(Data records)
+-------+

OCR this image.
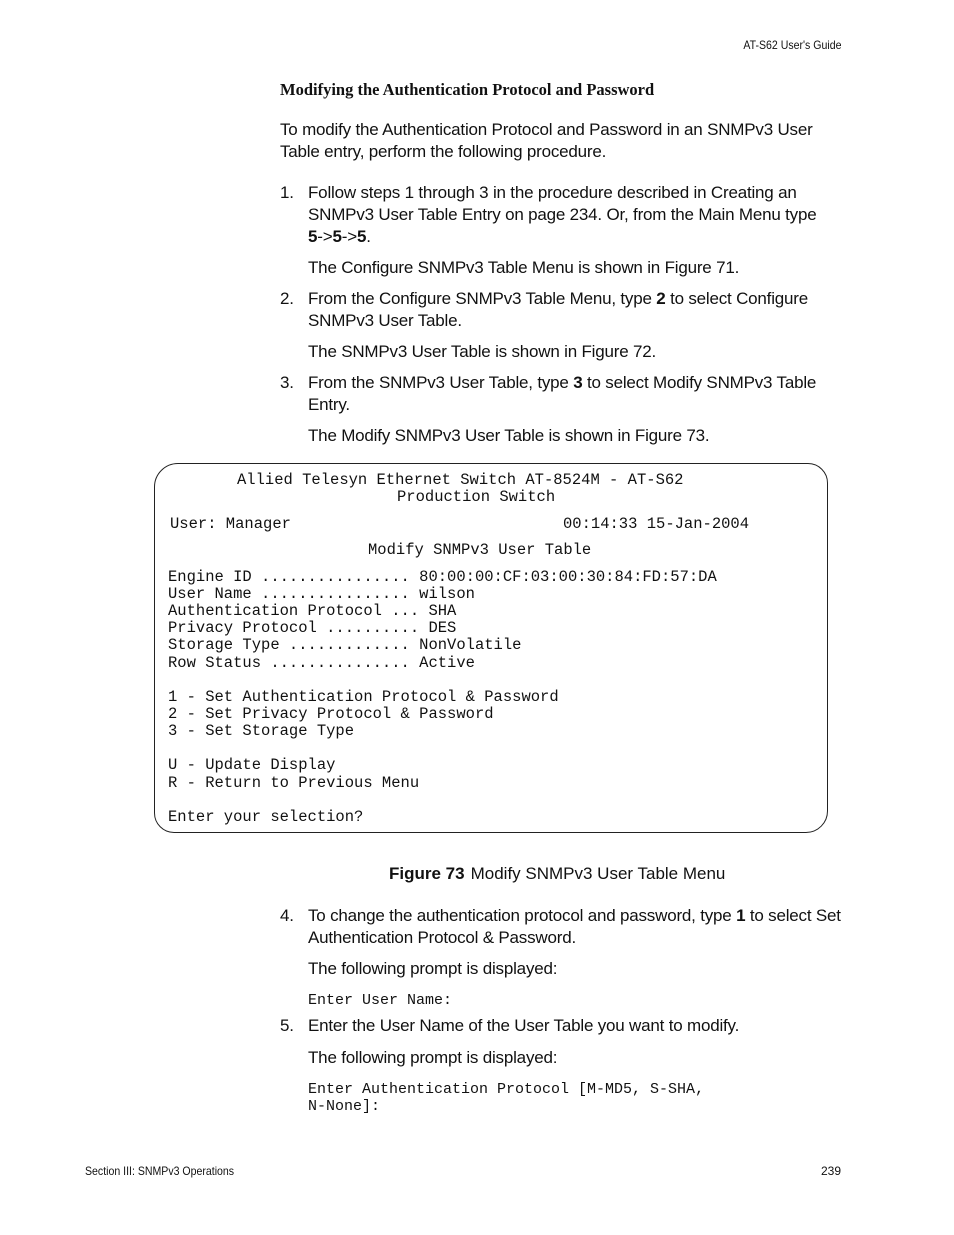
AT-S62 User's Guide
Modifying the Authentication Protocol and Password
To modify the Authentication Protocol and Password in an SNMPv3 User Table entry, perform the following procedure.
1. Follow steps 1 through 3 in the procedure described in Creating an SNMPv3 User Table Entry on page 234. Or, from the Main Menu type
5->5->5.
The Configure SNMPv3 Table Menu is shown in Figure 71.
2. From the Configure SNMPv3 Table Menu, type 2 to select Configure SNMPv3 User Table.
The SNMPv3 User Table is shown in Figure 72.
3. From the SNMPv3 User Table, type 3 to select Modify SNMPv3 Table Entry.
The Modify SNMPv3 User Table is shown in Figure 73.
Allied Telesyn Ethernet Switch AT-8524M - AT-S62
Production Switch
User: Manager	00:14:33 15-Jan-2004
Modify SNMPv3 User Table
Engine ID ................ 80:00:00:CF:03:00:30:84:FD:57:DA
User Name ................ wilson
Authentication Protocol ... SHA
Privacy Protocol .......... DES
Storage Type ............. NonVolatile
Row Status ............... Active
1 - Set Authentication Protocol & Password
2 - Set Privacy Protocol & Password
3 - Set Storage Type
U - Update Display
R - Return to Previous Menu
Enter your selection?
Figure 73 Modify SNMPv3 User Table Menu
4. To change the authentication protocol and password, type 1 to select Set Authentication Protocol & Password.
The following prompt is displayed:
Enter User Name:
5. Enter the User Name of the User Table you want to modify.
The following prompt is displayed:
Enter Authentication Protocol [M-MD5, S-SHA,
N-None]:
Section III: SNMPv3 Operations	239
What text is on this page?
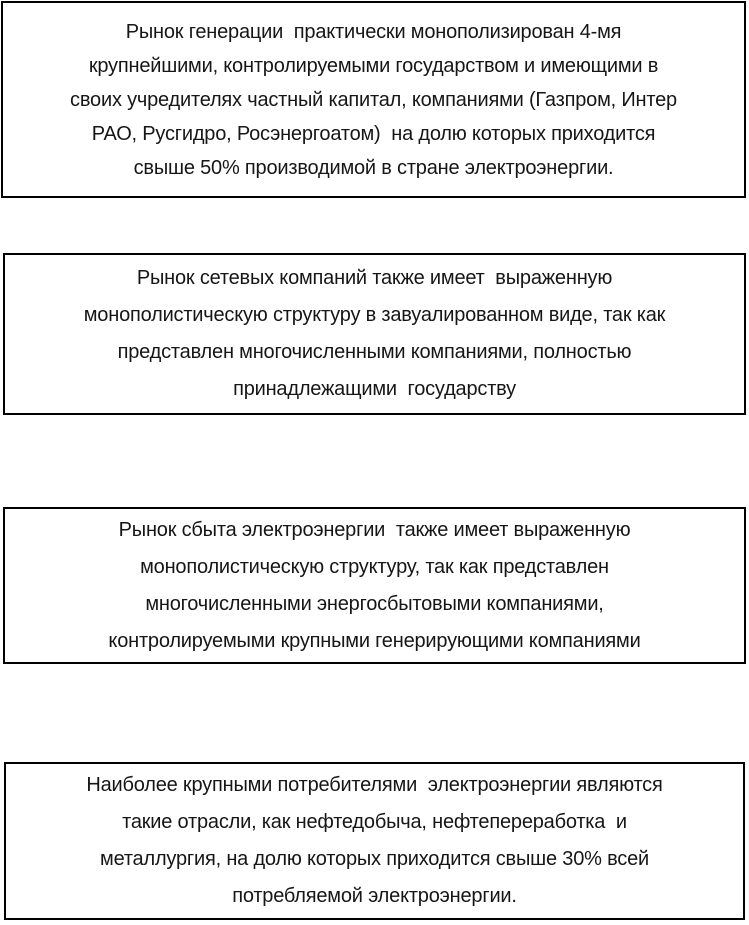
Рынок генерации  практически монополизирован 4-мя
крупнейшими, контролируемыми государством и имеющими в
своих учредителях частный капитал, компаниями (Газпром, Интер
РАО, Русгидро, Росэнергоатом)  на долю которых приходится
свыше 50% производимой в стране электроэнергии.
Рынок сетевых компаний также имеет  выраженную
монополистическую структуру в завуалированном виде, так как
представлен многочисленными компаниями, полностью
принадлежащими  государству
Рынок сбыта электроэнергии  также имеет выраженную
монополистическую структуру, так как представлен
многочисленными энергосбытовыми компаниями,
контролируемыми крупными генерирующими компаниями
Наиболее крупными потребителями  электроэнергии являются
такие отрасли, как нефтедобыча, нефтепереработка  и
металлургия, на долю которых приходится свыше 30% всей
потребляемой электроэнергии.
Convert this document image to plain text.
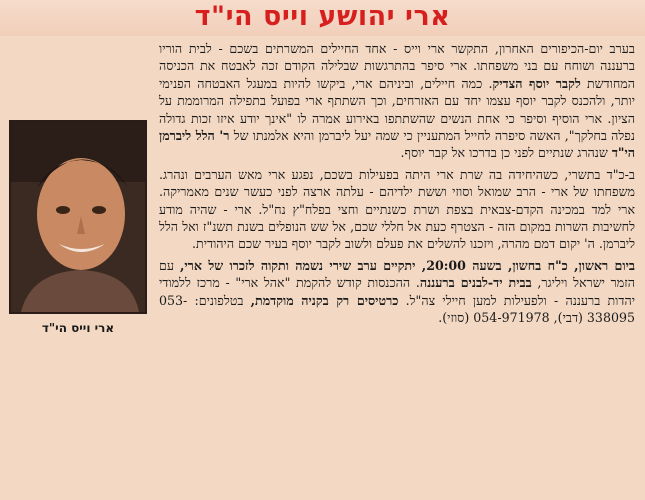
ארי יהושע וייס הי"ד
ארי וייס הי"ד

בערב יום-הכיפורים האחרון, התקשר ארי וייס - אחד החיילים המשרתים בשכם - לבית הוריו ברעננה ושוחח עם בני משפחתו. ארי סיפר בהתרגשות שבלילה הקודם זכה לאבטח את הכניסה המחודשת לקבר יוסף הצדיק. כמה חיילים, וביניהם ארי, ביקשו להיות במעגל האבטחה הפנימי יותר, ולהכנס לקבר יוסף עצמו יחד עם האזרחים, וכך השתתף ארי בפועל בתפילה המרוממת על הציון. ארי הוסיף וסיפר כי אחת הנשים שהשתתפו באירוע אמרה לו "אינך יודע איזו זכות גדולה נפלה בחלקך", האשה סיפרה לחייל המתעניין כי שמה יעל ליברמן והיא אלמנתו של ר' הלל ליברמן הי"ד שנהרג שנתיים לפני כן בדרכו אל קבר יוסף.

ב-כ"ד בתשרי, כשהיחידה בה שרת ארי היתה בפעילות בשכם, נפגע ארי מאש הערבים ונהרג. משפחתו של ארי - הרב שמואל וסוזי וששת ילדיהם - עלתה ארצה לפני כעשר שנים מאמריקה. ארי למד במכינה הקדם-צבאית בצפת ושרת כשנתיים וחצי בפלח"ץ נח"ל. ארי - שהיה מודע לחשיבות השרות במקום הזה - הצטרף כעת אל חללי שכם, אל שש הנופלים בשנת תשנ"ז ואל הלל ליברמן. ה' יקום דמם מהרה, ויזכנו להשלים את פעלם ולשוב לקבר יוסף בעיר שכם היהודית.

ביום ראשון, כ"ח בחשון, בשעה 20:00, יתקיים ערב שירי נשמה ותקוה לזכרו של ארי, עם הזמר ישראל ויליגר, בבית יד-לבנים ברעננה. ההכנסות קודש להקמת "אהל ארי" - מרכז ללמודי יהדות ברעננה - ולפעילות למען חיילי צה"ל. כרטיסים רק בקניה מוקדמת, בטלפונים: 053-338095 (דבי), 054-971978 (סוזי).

+-------+

* Problem statement *
From the entries, copy out each line containing the word "контролируемыми".

* Complete output *
крупнейшими, контролируемыми государством и имеющими в
контролируемыми крупными генерирующими компаниями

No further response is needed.